[begin Provided records]

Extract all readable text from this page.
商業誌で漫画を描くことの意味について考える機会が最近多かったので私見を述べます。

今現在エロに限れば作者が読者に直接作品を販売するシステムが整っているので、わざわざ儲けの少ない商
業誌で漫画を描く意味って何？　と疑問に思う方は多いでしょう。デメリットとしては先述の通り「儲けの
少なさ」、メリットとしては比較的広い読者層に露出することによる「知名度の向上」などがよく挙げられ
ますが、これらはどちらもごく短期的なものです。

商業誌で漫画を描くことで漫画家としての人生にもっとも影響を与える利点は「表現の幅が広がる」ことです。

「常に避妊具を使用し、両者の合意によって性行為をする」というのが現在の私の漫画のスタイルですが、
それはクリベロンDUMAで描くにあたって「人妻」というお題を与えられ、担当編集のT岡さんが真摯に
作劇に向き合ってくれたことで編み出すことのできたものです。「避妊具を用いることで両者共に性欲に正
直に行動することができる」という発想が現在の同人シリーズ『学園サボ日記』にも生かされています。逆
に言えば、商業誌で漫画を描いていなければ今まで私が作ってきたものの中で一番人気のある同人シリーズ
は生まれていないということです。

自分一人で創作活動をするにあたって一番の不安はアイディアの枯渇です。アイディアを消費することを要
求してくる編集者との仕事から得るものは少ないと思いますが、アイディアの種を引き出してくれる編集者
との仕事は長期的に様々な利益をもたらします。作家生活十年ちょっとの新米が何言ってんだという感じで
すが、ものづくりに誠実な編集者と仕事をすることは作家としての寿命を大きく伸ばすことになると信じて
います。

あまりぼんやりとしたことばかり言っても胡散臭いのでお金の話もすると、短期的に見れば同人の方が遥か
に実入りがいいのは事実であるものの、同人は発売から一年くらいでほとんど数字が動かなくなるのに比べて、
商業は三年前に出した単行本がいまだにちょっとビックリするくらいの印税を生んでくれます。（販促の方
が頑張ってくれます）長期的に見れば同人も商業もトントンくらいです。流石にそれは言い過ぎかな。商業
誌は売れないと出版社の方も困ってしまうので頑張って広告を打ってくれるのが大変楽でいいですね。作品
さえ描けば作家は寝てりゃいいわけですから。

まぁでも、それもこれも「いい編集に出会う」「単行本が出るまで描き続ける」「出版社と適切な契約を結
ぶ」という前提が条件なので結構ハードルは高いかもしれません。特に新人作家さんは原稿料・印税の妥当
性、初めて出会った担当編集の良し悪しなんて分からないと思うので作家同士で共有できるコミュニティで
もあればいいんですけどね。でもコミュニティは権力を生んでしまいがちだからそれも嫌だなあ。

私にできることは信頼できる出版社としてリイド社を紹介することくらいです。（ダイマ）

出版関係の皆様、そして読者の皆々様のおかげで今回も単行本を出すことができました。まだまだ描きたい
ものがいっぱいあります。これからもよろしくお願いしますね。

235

[end Provided records]

◆ Stated goal ◆
Exactly reproduce all of the entries above.

◆ Exercise solution ◆
Extract all readable text from this page.
商業誌で漫画を描くことの意味について考える機会が最近多かったので私見を述べます。

今現在エロに限れば作者が読者に直接作品を販売するシステムが整っているので、わざわざ儲けの少ない商
業誌で漫画を描く意味って何？　と疑問に思う方は多いでしょう。デメリットとしては先述の通り「儲けの
少なさ」、メリットとしては比較的広い読者層に露出することによる「知名度の向上」などがよく挙げられ
ますが、これらはどちらもごく短期的なものです。

商業誌で漫画を描くことで漫画家としての人生にもっとも影響を与える利点は「表現の幅が広がる」ことです。

「常に避妊具を使用し、両者の合意によって性行為をする」というのが現在の私の漫画のスタイルですが、
それはクリベロンDUMAで描くにあたって「人妻」というお題を与えられ、担当編集のT岡さんが真摯に
作劇に向き合ってくれたことで編み出すことのできたものです。「避妊具を用いることで両者共に性欲に正
直に行動することができる」という発想が現在の同人シリーズ『学園サボ日記』にも生かされています。逆
に言えば、商業誌で漫画を描いていなければ今まで私が作ってきたものの中で一番人気のある同人シリーズ
は生まれていないということです。

自分一人で創作活動をするにあたって一番の不安はアイディアの枯渇です。アイディアを消費することを要
求してくる編集者との仕事から得るものは少ないと思いますが、アイディアの種を引き出してくれる編集者
との仕事は長期的に様々な利益をもたらします。作家生活十年ちょっとの新米が何言ってんだという感じで
すが、ものづくりに誠実な編集者と仕事をすることは作家としての寿命を大きく伸ばすことになると信じて
います。

あまりぼんやりとしたことばかり言っても胡散臭いのでお金の話もすると、短期的に見れば同人の方が遥か
に実入りがいいのは事実であるものの、同人は発売から一年くらいでほとんど数字が動かなくなるのに比べて、
商業は三年前に出した単行本がいまだにちょっとビックリするくらいの印税を生んでくれます。（販促の方
が頑張ってくれます）長期的に見れば同人も商業もトントンくらいです。流石にそれは言い過ぎかな。商業
誌は売れないと出版社の方も困ってしまうので頑張って広告を打ってくれるのが大変楽でいいですね。作品
さえ描けば作家は寝てりゃいいわけですから。

まぁでも、それもこれも「いい編集に出会う」「単行本が出るまで描き続ける」「出版社と適切な契約を結
ぶ」という前提が条件なので結構ハードルは高いかもしれません。特に新人作家さんは原稿料・印税の妥当
性、初めて出会った担当編集の良し悪しなんて分からないと思うので作家同士で共有できるコミュニティで
もあればいいんですけどね。でもコミュニティは権力を生んでしまいがちだからそれも嫌だなあ。

私にできることは信頼できる出版社としてリイド社を紹介することくらいです。（ダイマ）

出版関係の皆様、そして読者の皆々様のおかげで今回も単行本を出すことができました。まだまだ描きたい
ものがいっぱいあります。これからもよろしくお願いしますね。

235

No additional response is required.